▶ [DATA LINES]
● ● ●

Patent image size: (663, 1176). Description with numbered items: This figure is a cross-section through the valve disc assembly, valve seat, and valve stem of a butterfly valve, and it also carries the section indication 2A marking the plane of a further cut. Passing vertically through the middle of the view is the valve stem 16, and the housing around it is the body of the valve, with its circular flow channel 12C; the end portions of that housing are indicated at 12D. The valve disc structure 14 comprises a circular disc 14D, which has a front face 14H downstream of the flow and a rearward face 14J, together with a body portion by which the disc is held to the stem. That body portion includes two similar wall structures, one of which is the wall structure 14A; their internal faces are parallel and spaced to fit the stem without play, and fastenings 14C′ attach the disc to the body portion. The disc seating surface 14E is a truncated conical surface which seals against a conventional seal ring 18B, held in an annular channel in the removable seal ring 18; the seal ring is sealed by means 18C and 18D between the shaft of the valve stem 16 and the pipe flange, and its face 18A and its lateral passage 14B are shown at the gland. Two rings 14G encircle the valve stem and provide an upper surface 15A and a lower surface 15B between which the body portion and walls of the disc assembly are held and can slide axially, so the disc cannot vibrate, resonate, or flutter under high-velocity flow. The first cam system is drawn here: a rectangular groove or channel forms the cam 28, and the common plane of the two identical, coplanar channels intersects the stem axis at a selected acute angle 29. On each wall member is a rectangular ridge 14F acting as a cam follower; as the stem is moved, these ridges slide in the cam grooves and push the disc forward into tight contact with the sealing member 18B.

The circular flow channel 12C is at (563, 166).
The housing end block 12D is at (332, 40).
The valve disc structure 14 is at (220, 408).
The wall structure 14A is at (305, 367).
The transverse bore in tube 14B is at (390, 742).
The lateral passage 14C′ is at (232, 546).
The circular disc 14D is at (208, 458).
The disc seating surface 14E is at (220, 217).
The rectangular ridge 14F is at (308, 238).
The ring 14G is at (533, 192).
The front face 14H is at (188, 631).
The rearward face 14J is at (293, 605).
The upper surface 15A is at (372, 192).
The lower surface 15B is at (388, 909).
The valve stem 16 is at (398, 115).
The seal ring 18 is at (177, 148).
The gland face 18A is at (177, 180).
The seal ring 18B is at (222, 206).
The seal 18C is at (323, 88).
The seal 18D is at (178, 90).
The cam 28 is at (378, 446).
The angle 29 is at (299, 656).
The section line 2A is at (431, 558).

● ● ●

▶ [WHAT TO WORK ON]
Render the material as a JSON array of strings, one string per line, omitting any blank lines.

▶ [THE COMPLETED TASK]
[
  "Patent image size: (663, 1176). Description with numbered items: This figure is a cross-section through the valve disc assembly, valve seat, and valve stem of a butterfly valve, and it also carries the section indication 2A marking the plane of a further cut. Passing vertically through the middle of the view is the valve stem 16, and the housing around it is the body of the valve, with its circular flow channel 12C; the end portions of that housing are indicated at 12D. The valve disc structure 14 comprises a circular disc 14D, which has a front face 14H downstream of the flow and a rearward face 14J, together with a body portion by which the disc is held to the stem. That body portion includes two similar wall structures, one of which is the wall structure 14A; their internal faces are parallel and spaced to fit the stem without play, and fastenings 14C′ attach the disc to the body portion. The disc seating surface 14E is a truncated conical surface which seals against a conventional seal ring 18B, held in an annular channel in the removable seal ring 18; the seal ring is sealed by means 18C and 18D between the shaft of the valve stem 16 and the pipe flange, and its face 18A and its lateral passage 14B are shown at the gland. Two rings 14G encircle the valve stem and provide an upper surface 15A and a lower surface 15B between which the body portion and walls of the disc assembly are held and can slide axially, so the disc cannot vibrate, resonate, or flutter under high-velocity flow. The first cam system is drawn here: a rectangular groove or channel forms the cam 28, and the common plane of the two identical, coplanar channels intersects the stem axis at a selected acute angle 29. On each wall member is a rectangular ridge 14F acting as a cam follower; as the stem is moved, these ridges slide in the cam grooves and push the disc forward into tight contact with the sealing member 18B.",
  "The circular flow channel 12C is at (563, 166).",
  "The housing end block 12D is at (332, 40).",
  "The valve disc structure 14 is at (220, 408).",
  "The wall structure 14A is at (305, 367).",
  "The transverse bore in tube 14B is at (390, 742).",
  "The lateral passage 14C′ is at (232, 546).",
  "The circular disc 14D is at (208, 458).",
  "The disc seating surface 14E is at (220, 217).",
  "The rectangular ridge 14F is at (308, 238).",
  "The ring 14G is at (533, 192).",
  "The front face 14H is at (188, 631).",
  "The rearward face 14J is at (293, 605).",
  "The upper surface 15A is at (372, 192).",
  "The lower surface 15B is at (388, 909).",
  "The valve stem 16 is at (398, 115).",
  "The seal ring 18 is at (177, 148).",
  "The gland face 18A is at (177, 180).",
  "The seal ring 18B is at (222, 206).",
  "The seal 18C is at (323, 88).",
  "The seal 18D is at (178, 90).",
  "The cam 28 is at (378, 446).",
  "The angle 29 is at (299, 656).",
  "The section line 2A is at (431, 558)."
]